Instructions to follow
Return each line of the records below that contains the word "analysis".

*** Block opens ***

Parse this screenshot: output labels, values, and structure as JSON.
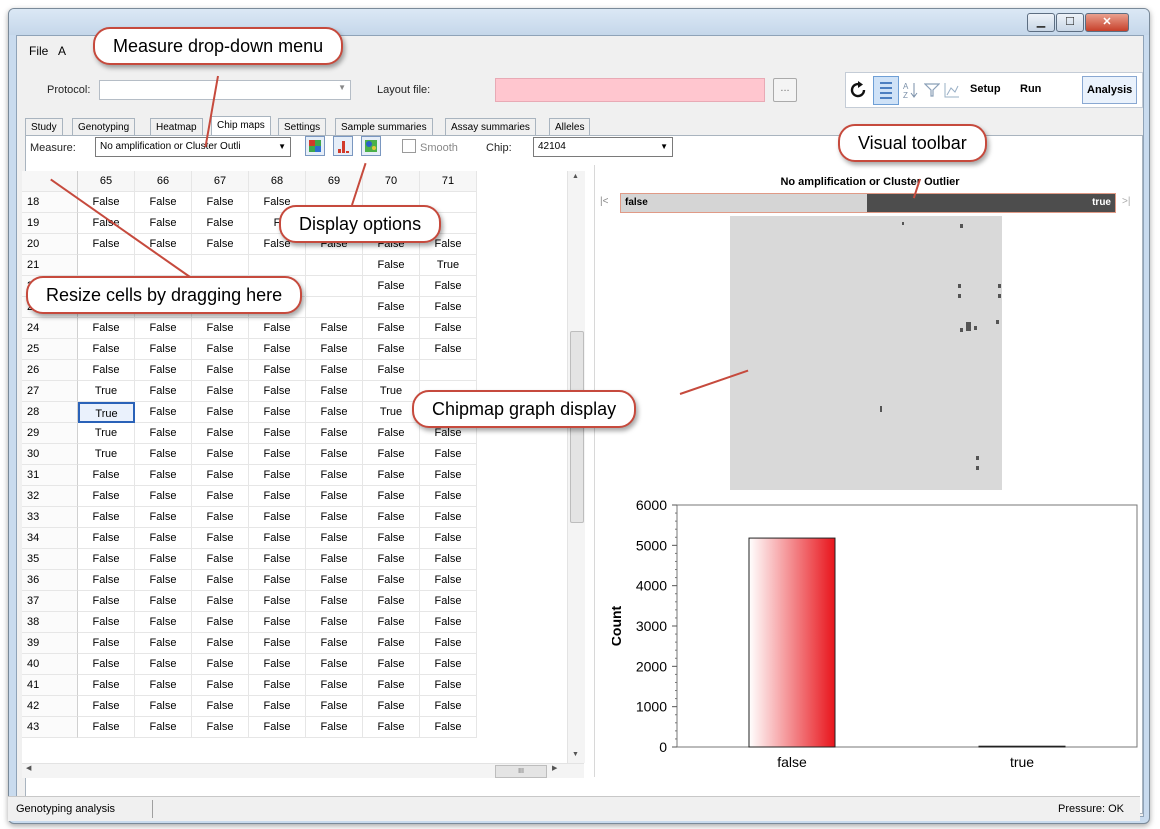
{
  "window": {
    "min": "▁",
    "max": "☐",
    "close": "✕"
  },
  "menu": [
    "File",
    "A"
  ],
  "protocol": {
    "label": "Protocol:",
    "value": ""
  },
  "layout": {
    "label": "Layout file:",
    "value": ""
  },
  "toolbar": {
    "setup": "Setup",
    "run": "Run",
    "analysis": "Analysis",
    "browse": "..."
  },
  "tabs": [
    "Study",
    "Genotyping",
    "Heatmap",
    "Chip maps",
    "Settings",
    "Sample summaries",
    "Assay summaries",
    "Alleles"
  ],
  "active_tab": 3,
  "measure": {
    "label": "Measure:",
    "value": "No amplification or Cluster Outli",
    "smooth": "Smooth",
    "chip_label": "Chip:",
    "chip_value": "42104"
  },
  "grid": {
    "columns": [
      "65",
      "66",
      "67",
      "68",
      "69",
      "70",
      "71"
    ],
    "rows": [
      {
        "n": "18",
        "c": [
          "False",
          "False",
          "False",
          "False",
          "",
          "",
          ""
        ]
      },
      {
        "n": "19",
        "c": [
          "False",
          "False",
          "False",
          "F",
          "",
          "",
          ""
        ]
      },
      {
        "n": "20",
        "c": [
          "False",
          "False",
          "False",
          "False",
          "False",
          "False",
          "False"
        ]
      },
      {
        "n": "21",
        "c": [
          "",
          "",
          "",
          "",
          "",
          "False",
          "True"
        ]
      },
      {
        "n": "22",
        "c": [
          "",
          "",
          "",
          "",
          "",
          "False",
          "False"
        ]
      },
      {
        "n": "23",
        "c": [
          "",
          "",
          "",
          "",
          "",
          "False",
          "False"
        ]
      },
      {
        "n": "24",
        "c": [
          "False",
          "False",
          "False",
          "False",
          "False",
          "False",
          "False"
        ]
      },
      {
        "n": "25",
        "c": [
          "False",
          "False",
          "False",
          "False",
          "False",
          "False",
          "False"
        ]
      },
      {
        "n": "26",
        "c": [
          "False",
          "False",
          "False",
          "False",
          "False",
          "False",
          ""
        ]
      },
      {
        "n": "27",
        "c": [
          "True",
          "False",
          "False",
          "False",
          "False",
          "True",
          ""
        ]
      },
      {
        "n": "28",
        "c": [
          "True",
          "False",
          "False",
          "False",
          "False",
          "True",
          "False"
        ]
      },
      {
        "n": "29",
        "c": [
          "True",
          "False",
          "False",
          "False",
          "False",
          "False",
          "False"
        ]
      },
      {
        "n": "30",
        "c": [
          "True",
          "False",
          "False",
          "False",
          "False",
          "False",
          "False"
        ]
      },
      {
        "n": "31",
        "c": [
          "False",
          "False",
          "False",
          "False",
          "False",
          "False",
          "False"
        ]
      },
      {
        "n": "32",
        "c": [
          "False",
          "False",
          "False",
          "False",
          "False",
          "False",
          "False"
        ]
      },
      {
        "n": "33",
        "c": [
          "False",
          "False",
          "False",
          "False",
          "False",
          "False",
          "False"
        ]
      },
      {
        "n": "34",
        "c": [
          "False",
          "False",
          "False",
          "False",
          "False",
          "False",
          "False"
        ]
      },
      {
        "n": "35",
        "c": [
          "False",
          "False",
          "False",
          "False",
          "False",
          "False",
          "False"
        ]
      },
      {
        "n": "36",
        "c": [
          "False",
          "False",
          "False",
          "False",
          "False",
          "False",
          "False"
        ]
      },
      {
        "n": "37",
        "c": [
          "False",
          "False",
          "False",
          "False",
          "False",
          "False",
          "False"
        ]
      },
      {
        "n": "38",
        "c": [
          "False",
          "False",
          "False",
          "False",
          "False",
          "False",
          "False"
        ]
      },
      {
        "n": "39",
        "c": [
          "False",
          "False",
          "False",
          "False",
          "False",
          "False",
          "False"
        ]
      },
      {
        "n": "40",
        "c": [
          "False",
          "False",
          "False",
          "False",
          "False",
          "False",
          "False"
        ]
      },
      {
        "n": "41",
        "c": [
          "False",
          "False",
          "False",
          "False",
          "False",
          "False",
          "False"
        ]
      },
      {
        "n": "42",
        "c": [
          "False",
          "False",
          "False",
          "False",
          "False",
          "False",
          "False"
        ]
      },
      {
        "n": "43",
        "c": [
          "False",
          "False",
          "False",
          "False",
          "False",
          "False",
          "False"
        ]
      }
    ],
    "selected": {
      "row": 10,
      "col": 0
    },
    "hscroll_grip": "III"
  },
  "chipmap": {
    "title": "No amplification or Cluster Outlier",
    "bar_left": "false",
    "bar_right": "true",
    "nav_first": "|<",
    "nav_last": ">|"
  },
  "chart_data": {
    "type": "bar",
    "categories": [
      "false",
      "true"
    ],
    "values": [
      5180,
      20
    ],
    "title": "",
    "xlabel": "",
    "ylabel": "Count",
    "ylim": [
      0,
      6000
    ],
    "yticks": [
      0,
      1000,
      2000,
      3000,
      4000,
      5000,
      6000
    ],
    "colors": {
      "bar": "#e8141b",
      "bar_light": "#ffffff",
      "true_bar": "#333333"
    }
  },
  "callouts": {
    "measure": "Measure drop-down menu",
    "visual_toolbar": "Visual toolbar",
    "display_options": "Display options",
    "resize": "Resize cells by dragging here",
    "chipmap": "Chipmap graph display"
  },
  "status": {
    "left": "Genotyping analysis",
    "right": "Pressure: OK"
  },
  "colors": {
    "layout_field": "#ffc6cf",
    "callout_border": "#c64a3d",
    "window_frame": "#c9dbee"
  }
}
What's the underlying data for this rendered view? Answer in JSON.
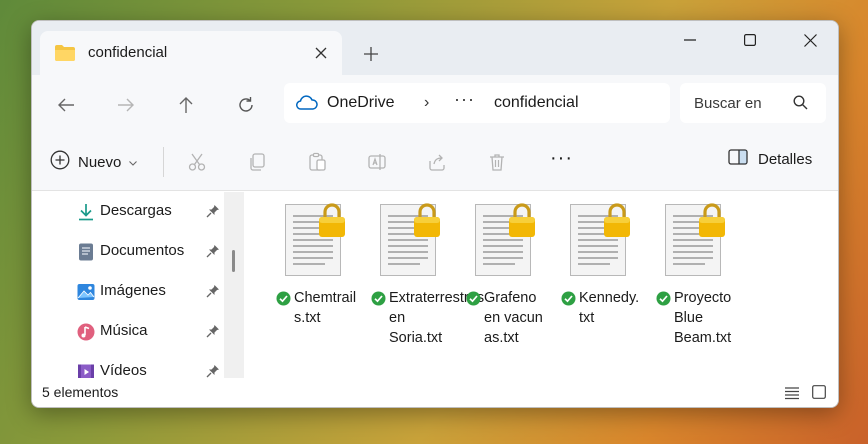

*** Block closes ***

Solution for this task
    "analysis": "Analysis",
    "left": "Genotyping analysis",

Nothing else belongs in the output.